#### [Information supplied]
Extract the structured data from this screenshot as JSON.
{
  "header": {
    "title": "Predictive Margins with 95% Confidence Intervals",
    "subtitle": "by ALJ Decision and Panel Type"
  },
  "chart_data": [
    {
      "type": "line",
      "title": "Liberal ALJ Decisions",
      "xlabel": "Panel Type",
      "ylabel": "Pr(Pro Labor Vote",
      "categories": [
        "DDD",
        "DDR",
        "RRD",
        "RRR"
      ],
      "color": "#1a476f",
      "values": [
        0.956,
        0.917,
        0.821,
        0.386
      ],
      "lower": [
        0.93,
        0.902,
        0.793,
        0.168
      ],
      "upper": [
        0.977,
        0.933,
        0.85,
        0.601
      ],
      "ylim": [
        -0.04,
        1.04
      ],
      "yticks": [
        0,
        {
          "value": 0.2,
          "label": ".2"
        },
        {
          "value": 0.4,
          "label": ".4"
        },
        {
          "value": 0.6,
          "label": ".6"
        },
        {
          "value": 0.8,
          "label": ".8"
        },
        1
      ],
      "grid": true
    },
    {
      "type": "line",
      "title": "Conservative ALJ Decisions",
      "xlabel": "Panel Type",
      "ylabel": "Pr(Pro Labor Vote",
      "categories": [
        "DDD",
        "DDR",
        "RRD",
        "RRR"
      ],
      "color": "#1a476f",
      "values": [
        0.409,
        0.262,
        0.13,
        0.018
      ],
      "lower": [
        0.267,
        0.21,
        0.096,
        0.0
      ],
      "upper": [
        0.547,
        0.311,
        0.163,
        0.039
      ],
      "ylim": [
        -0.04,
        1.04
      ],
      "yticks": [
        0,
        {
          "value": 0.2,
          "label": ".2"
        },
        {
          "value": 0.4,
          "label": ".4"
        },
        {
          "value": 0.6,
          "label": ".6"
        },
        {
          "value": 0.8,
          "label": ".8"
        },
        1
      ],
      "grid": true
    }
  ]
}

* * *

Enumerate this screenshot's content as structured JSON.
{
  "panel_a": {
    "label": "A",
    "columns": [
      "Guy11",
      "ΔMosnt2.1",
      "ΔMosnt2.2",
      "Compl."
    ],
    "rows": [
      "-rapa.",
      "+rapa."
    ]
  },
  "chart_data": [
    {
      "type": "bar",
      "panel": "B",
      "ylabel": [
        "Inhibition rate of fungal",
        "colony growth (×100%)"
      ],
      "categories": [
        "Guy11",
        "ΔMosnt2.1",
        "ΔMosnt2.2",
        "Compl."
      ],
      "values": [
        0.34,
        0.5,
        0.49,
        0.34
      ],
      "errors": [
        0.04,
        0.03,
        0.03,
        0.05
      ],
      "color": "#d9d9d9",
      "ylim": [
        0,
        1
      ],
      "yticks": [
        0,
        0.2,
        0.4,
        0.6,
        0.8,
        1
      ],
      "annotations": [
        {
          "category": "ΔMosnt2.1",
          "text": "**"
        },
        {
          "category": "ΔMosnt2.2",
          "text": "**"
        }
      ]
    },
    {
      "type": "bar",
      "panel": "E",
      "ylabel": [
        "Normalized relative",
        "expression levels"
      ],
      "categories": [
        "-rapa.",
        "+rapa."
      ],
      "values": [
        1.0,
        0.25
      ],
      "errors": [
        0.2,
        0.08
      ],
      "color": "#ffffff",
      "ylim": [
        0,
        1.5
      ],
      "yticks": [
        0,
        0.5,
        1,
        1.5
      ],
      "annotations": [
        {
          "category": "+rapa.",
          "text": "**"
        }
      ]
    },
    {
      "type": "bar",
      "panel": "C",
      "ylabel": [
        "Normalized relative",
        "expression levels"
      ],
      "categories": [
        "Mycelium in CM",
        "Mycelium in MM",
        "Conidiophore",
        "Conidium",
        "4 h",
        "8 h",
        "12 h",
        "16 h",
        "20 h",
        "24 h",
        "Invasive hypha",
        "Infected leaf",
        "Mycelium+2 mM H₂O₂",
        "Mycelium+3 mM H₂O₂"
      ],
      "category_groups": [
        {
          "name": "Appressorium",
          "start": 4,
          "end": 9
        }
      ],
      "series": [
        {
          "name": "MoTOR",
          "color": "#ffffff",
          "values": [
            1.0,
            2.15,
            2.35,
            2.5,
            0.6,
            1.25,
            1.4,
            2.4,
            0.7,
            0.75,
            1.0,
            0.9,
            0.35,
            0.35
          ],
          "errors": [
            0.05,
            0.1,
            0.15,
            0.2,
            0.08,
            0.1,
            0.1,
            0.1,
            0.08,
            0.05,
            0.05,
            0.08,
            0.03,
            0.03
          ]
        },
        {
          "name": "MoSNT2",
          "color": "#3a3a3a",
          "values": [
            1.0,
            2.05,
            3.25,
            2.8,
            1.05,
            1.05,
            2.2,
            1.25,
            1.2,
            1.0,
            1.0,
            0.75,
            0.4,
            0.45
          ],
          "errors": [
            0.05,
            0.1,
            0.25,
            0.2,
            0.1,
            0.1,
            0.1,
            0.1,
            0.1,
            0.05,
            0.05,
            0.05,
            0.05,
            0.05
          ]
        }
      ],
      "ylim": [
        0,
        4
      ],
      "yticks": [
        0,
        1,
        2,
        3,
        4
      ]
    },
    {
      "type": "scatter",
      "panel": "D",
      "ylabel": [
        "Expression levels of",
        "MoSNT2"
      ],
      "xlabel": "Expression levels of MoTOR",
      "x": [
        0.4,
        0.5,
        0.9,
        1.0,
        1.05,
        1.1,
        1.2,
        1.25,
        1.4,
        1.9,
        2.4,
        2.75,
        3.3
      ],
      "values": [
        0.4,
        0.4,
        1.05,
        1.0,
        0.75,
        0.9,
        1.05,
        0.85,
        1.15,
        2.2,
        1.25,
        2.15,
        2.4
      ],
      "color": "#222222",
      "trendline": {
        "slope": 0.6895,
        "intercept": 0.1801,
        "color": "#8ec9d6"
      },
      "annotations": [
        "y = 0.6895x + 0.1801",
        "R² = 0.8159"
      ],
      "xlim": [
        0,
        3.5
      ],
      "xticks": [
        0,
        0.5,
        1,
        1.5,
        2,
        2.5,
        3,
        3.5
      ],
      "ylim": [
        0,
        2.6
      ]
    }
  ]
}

#### [Task directions]
Read the data above and pull out each line that holds the string "Mycelium".

#### [Task response]
        "Mycelium in CM",
        "Mycelium in MM",
        "Mycelium+2 mM H₂O₂",
        "Mycelium+3 mM H₂O₂"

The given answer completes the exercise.